Work to complete:
Check the listing below for lines with the word "Санитарная" and say how many there are, with nothing but the number.

Saved data entries

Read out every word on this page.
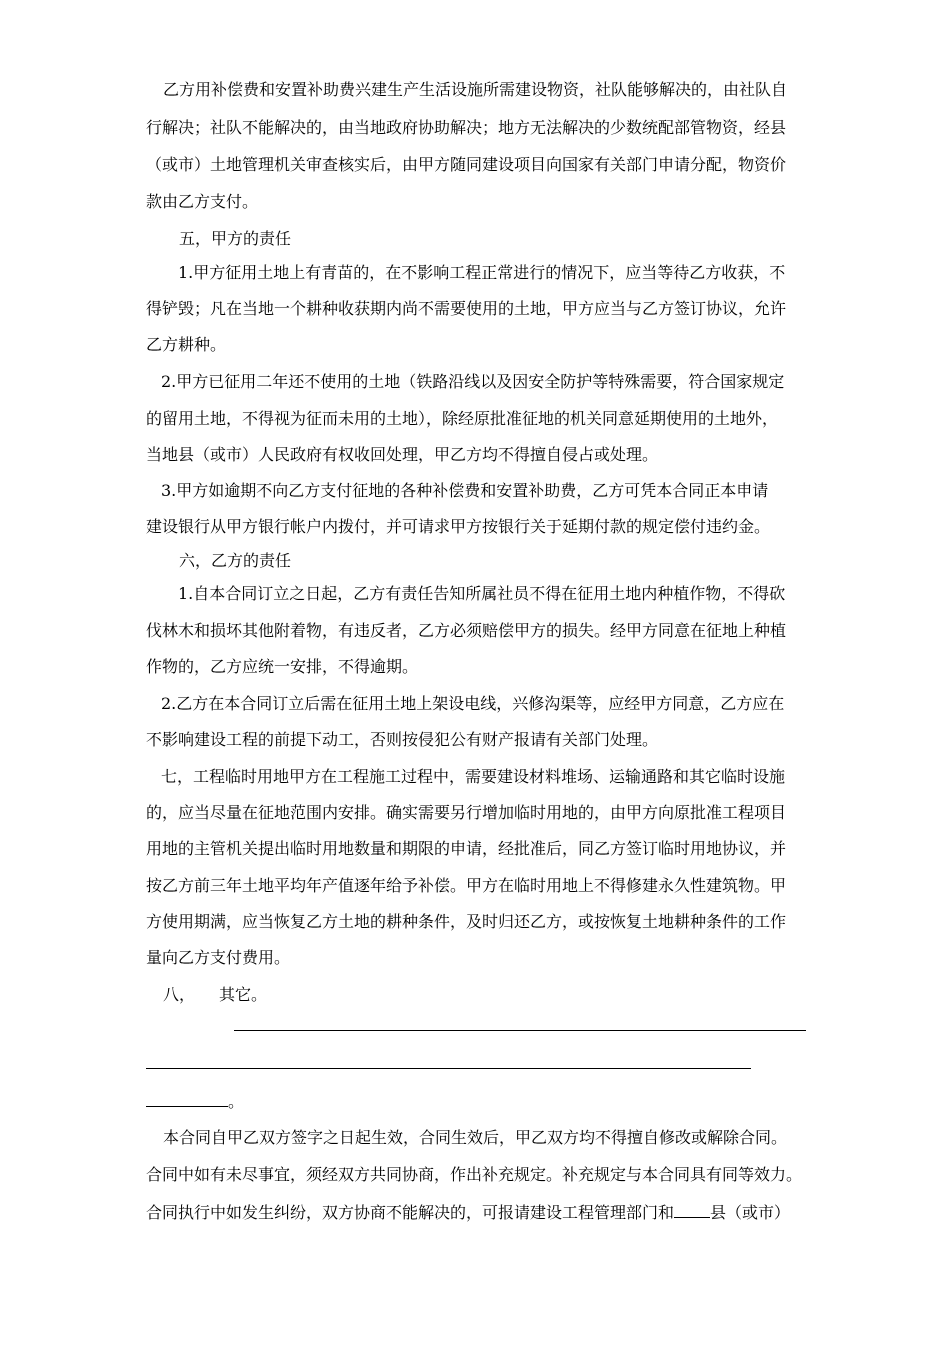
乙方用补偿费和安置补助费兴建生产生活设施所需建设物资，社队能够解决的，由社队自
行解决；社队不能解决的，由当地政府协助解决；地方无法解决的少数统配部管物资，经县
（或市）土地管理机关审查核实后，由甲方随同建设项目向国家有关部门申请分配，物资价
款由乙方支付。
五，甲方的责任
1.甲方征用土地上有青苗的，在不影响工程正常进行的情况下，应当等待乙方收获，不
得铲毁；凡在当地一个耕种收获期内尚不需要使用的土地，甲方应当与乙方签订协议，允许
乙方耕种。
2.甲方已征用二年还不使用的土地（铁路沿线以及因安全防护等特殊需要，符合国家规定
的留用土地，不得视为征而未用的土地），除经原批准征地的机关同意延期使用的土地外，
当地县（或市）人民政府有权收回处理，甲乙方均不得擅自侵占或处理。
3.甲方如逾期不向乙方支付征地的各种补偿费和安置补助费，乙方可凭本合同正本申请
建设银行从甲方银行帐户内拨付，并可请求甲方按银行关于延期付款的规定偿付违约金。
六，乙方的责任
1.自本合同订立之日起，乙方有责任告知所属社员不得在征用土地内种植作物，不得砍
伐林木和损坏其他附着物，有违反者，乙方必须赔偿甲方的损失。经甲方同意在征地上种植
作物的，乙方应统一安排，不得逾期。
2.乙方在本合同订立后需在征用土地上架设电线，兴修沟渠等，应经甲方同意，乙方应在
不影响建设工程的前提下动工，否则按侵犯公有财产报请有关部门处理。
七，工程临时用地甲方在工程施工过程中，需要建设材料堆场、运输通路和其它临时设施
的，应当尽量在征地范围内安排。确实需要另行增加临时用地的，由甲方向原批准工程项目
用地的主管机关提出临时用地数量和期限的申请，经批准后，同乙方签订临时用地协议，并
按乙方前三年土地平均年产值逐年给予补偿。甲方在临时用地上不得修建永久性建筑物。甲
方使用期满，应当恢复乙方土地的耕种条件，及时归还乙方，或按恢复土地耕种条件的工作
量向乙方支付费用。
八，　　其它。
。
本合同自甲乙双方签字之日起生效，合同生效后，甲乙双方均不得擅自修改或解除合同。
合同中如有未尽事宜，须经双方共同协商，作出补充规定。补充规定与本合同具有同等效力。
合同执行中如发生纠纷，双方协商不能解决的，可报请建设工程管理部门和 县（或市）
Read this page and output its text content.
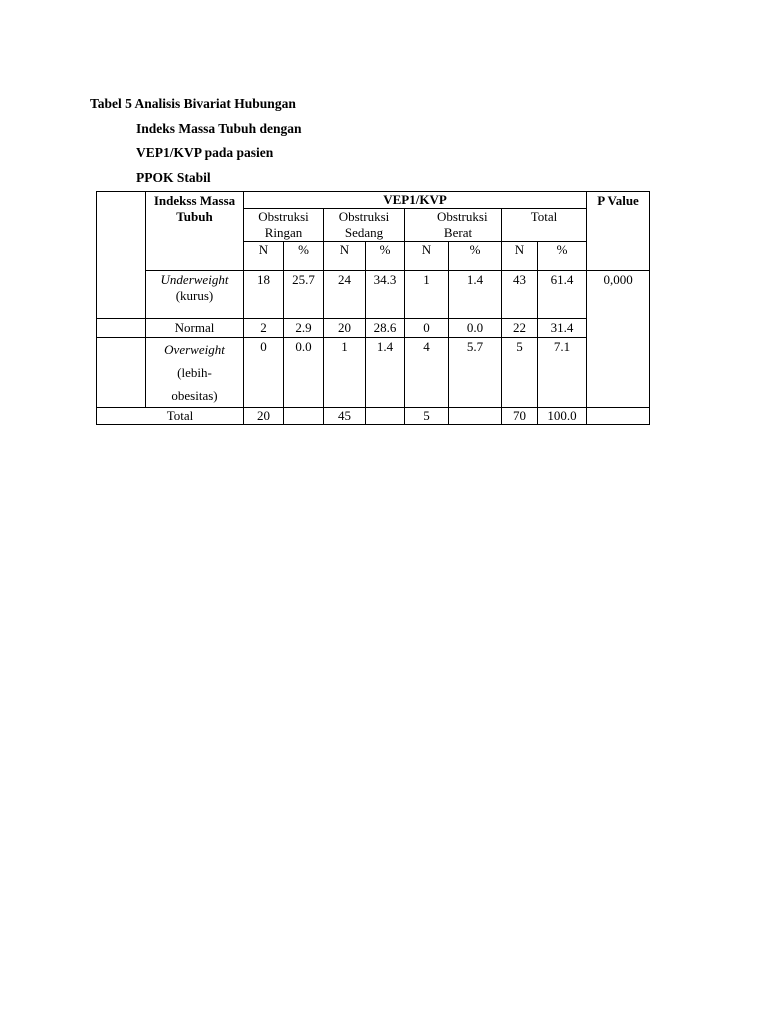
Tabel 5 Analisis Bivariat Hubungan
Indeks Massa Tubuh dengan
VEP1/KVP pada pasien
PPOK Stabil
	Indekss Massa Tubuh	VEP1/KVP								P Value
		Obstruksi Ringan		Obstruksi Sedang		Obstruksi Berat		Total		
		N	%	N	%	N	%	N	%	
	Underweight
(kurus)	18	25.7	24	34.3	1	1.4	43	61.4	0,000
	Normal	2	2.9	20	28.6	0	0.0	22	31.4	
	Overweight
(lebih-
obesitas)	0	0.0	1	1.4	4	5.7	5	7.1	
Total		20		45		5		70	100.0	
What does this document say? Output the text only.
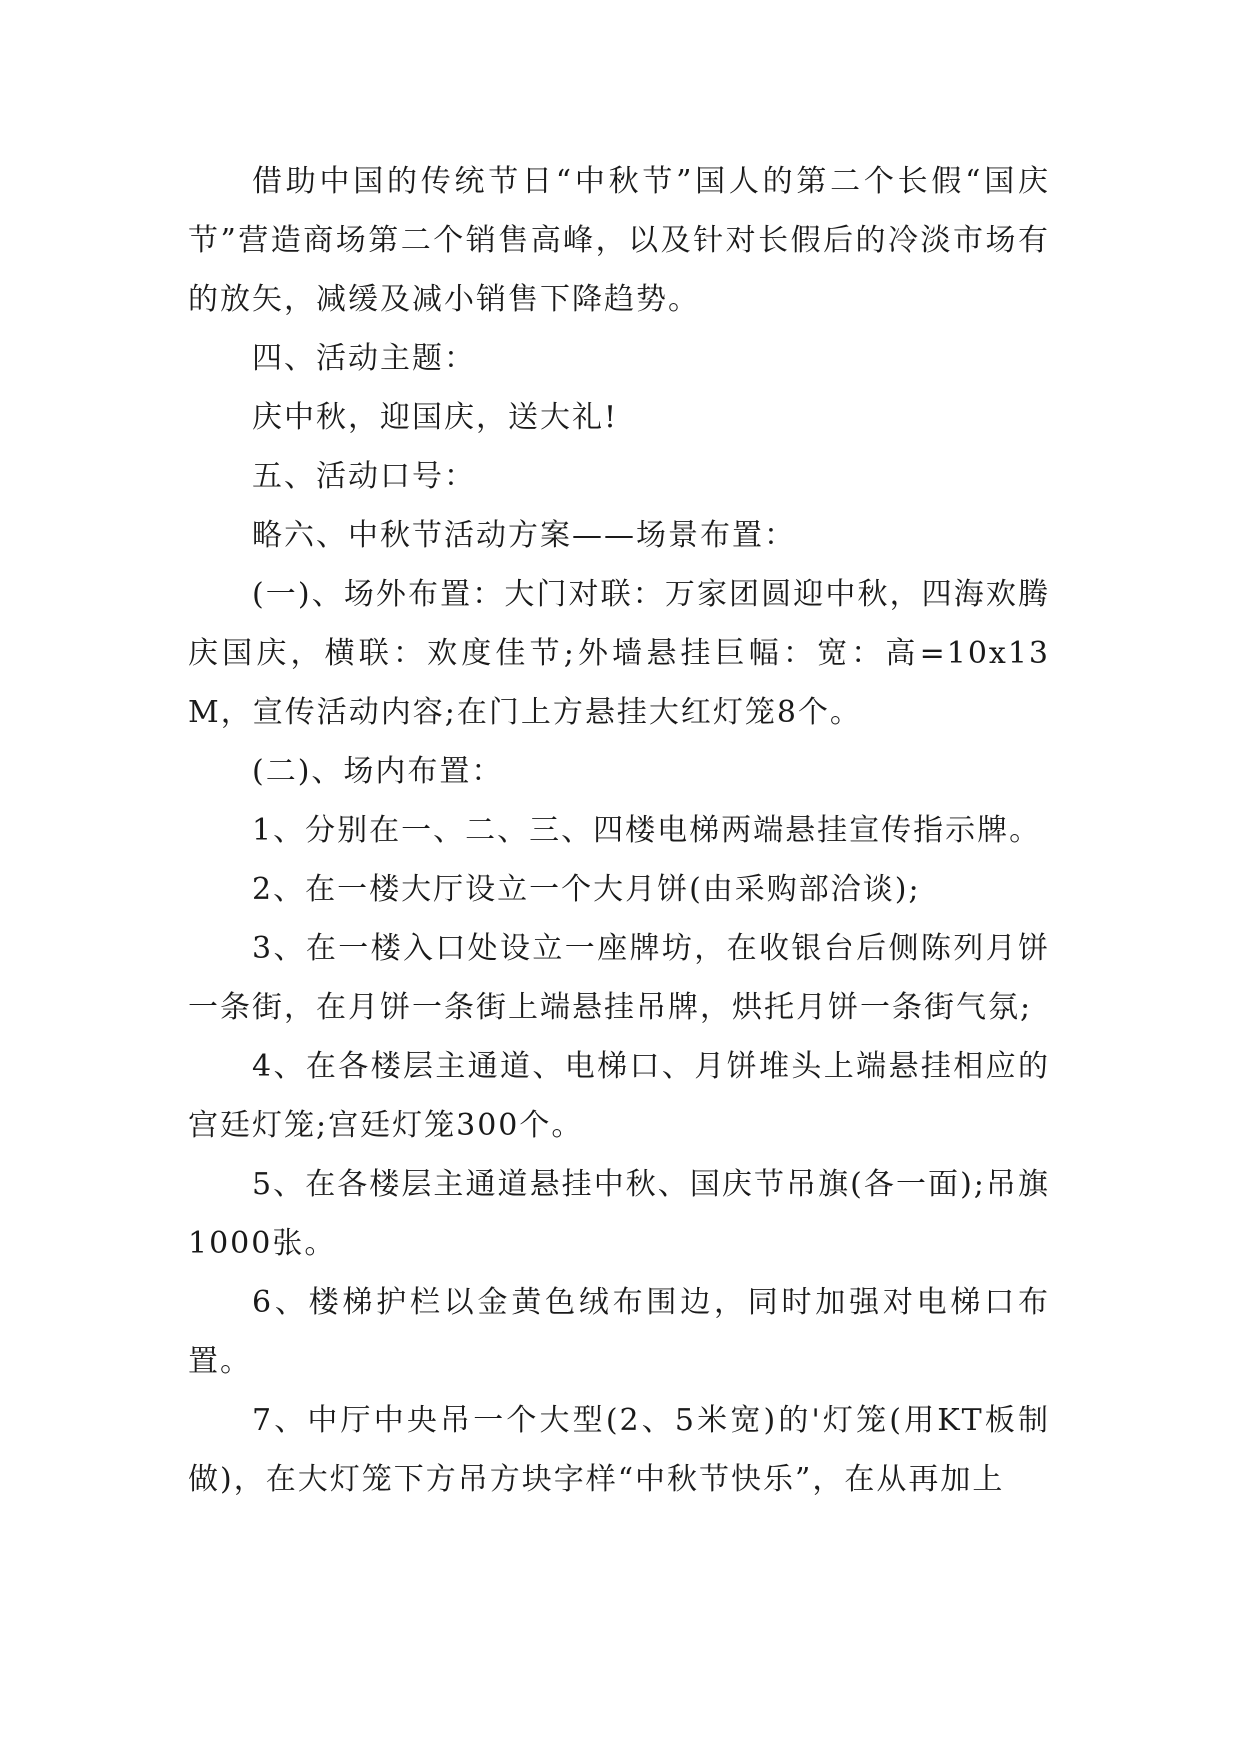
借助中国的传统节日“中秋节”国人的第二个长假“国庆节”营造商场第二个销售高峰，以及针对长假后的冷淡市场有的放矢，减缓及减小销售下降趋势。

四、活动主题：

庆中秋，迎国庆，送大礼!

五、活动口号：

略六、中秋节活动方案——场景布置：

(一)、场外布置：大门对联：万家团圆迎中秋，四海欢腾庆国庆，横联：欢度佳节;外墙悬挂巨幅：宽：高=10x13M，宣传活动内容;在门上方悬挂大红灯笼8个。

(二)、场内布置：

1、分别在一、二、三、四楼电梯两端悬挂宣传指示牌。

2、在一楼大厅设立一个大月饼(由采购部洽谈);

3、在一楼入口处设立一座牌坊，在收银台后侧陈列月饼一条街，在月饼一条街上端悬挂吊牌，烘托月饼一条街气氛;

4、在各楼层主通道、电梯口、月饼堆头上端悬挂相应的宫廷灯笼;宫廷灯笼300个。

5、在各楼层主通道悬挂中秋、国庆节吊旗(各一面);吊旗1000张。

6、楼梯护栏以金黄色绒布围边，同时加强对电梯口布置。

7、中厅中央吊一个大型(2、5米宽)的'灯笼(用KT板制做)，在大灯笼下方吊方块字样“中秋节快乐”，在从再加上
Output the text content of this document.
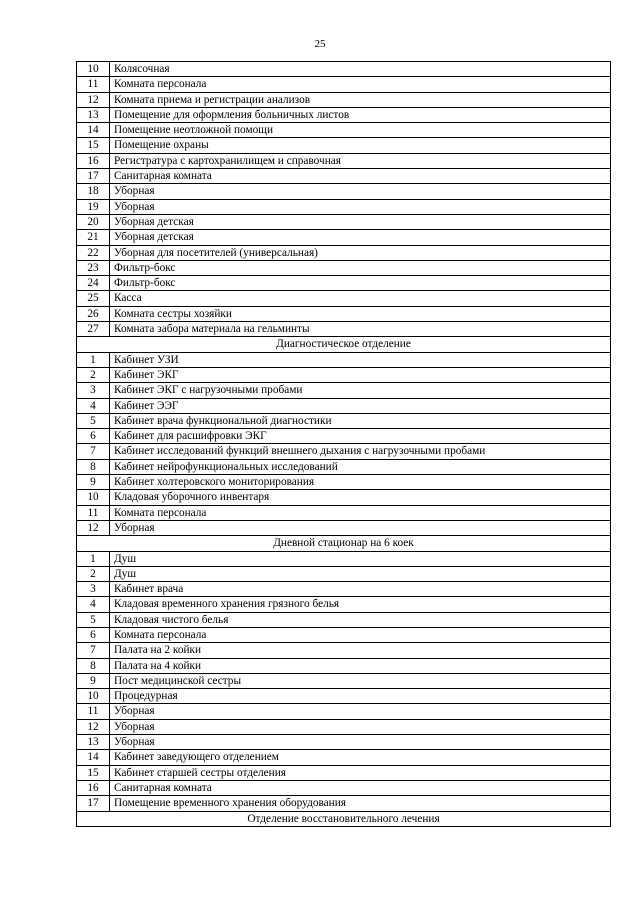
25
10	Колясочная
11	Комната персонала
12	Комната приема и регистрации анализов
13	Помещение для оформления больничных листов
14	Помещение неотложной помощи
15	Помещение охраны
16	Регистратура с картохранилищем и справочная
17	Санитарная комната
18	Уборная
19	Уборная
20	Уборная детская
21	Уборная детская
22	Уборная для посетителей (универсальная)
23	Фильтр-бокс
24	Фильтр-бокс
25	Касса
26	Комната сестры хозяйки
27	Комната забора материала на гельминты
Диагностическое отделение	
1	Кабинет УЗИ
2	Кабинет ЭКГ
3	Кабинет ЭКГ с нагрузочными пробами
4	Кабинет ЭЭГ
5	Кабинет врача функциональной диагностики
6	Кабинет для расшифровки ЭКГ
7	Кабинет исследований функций внешнего дыхания с нагрузочными пробами
8	Кабинет нейрофункциональных исследований
9	Кабинет холтеровского мониторирования
10	Кладовая уборочного инвентаря
11	Комната персонала
12	Уборная
Дневной стационар на 6 коек	
1	Душ
2	Душ
3	Кабинет врача
4	Кладовая временного хранения грязного белья
5	Кладовая чистого белья
6	Комната персонала
7	Палата на 2 койки
8	Палата на 4 койки
9	Пост медицинской сестры
10	Процедурная
11	Уборная
12	Уборная
13	Уборная
14	Кабинет заведующего отделением
15	Кабинет старшей сестры отделения
16	Санитарная комната
17	Помещение временного хранения оборудования
Отделение восстановительного лечения	
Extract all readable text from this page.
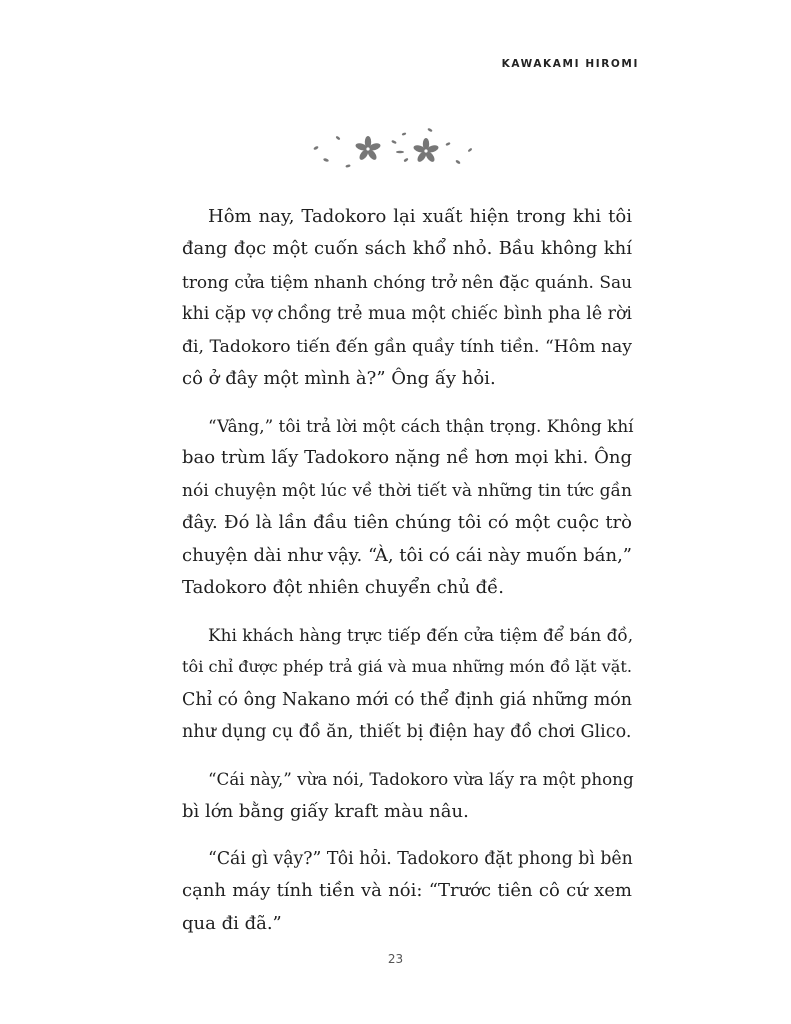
KAWAKAMI HIROMI

Hôm nay, Tadokoro lại xuất hiện trong khi tôi
đang đọc một cuốn sách khổ nhỏ. Bầu không khí
trong cửa tiệm nhanh chóng trở nên đặc quánh. Sau
khi cặp vợ chồng trẻ mua một chiếc bình pha lê rời
đi, Tadokoro tiến đến gần quầy tính tiền. “Hôm nay
cô ở đây một mình à?” Ông ấy hỏi.

“Vâng,” tôi trả lời một cách thận trọng. Không khí
bao trùm lấy Tadokoro nặng nề hơn mọi khi. Ông
nói chuyện một lúc về thời tiết và những tin tức gần
đây. Đó là lần đầu tiên chúng tôi có một cuộc trò
chuyện dài như vậy. “À, tôi có cái này muốn bán,”
Tadokoro đột nhiên chuyển chủ đề.

Khi khách hàng trực tiếp đến cửa tiệm để bán đồ,
tôi chỉ được phép trả giá và mua những món đồ lặt vặt.
Chỉ có ông Nakano mới có thể định giá những món
như dụng cụ đồ ăn, thiết bị điện hay đồ chơi Glico.

“Cái này,” vừa nói, Tadokoro vừa lấy ra một phong
bì lớn bằng giấy kraft màu nâu.

“Cái gì vậy?” Tôi hỏi. Tadokoro đặt phong bì bên
cạnh máy tính tiền và nói: “Trước tiên cô cứ xem
qua đi đã.”

23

Result of the exercise:
2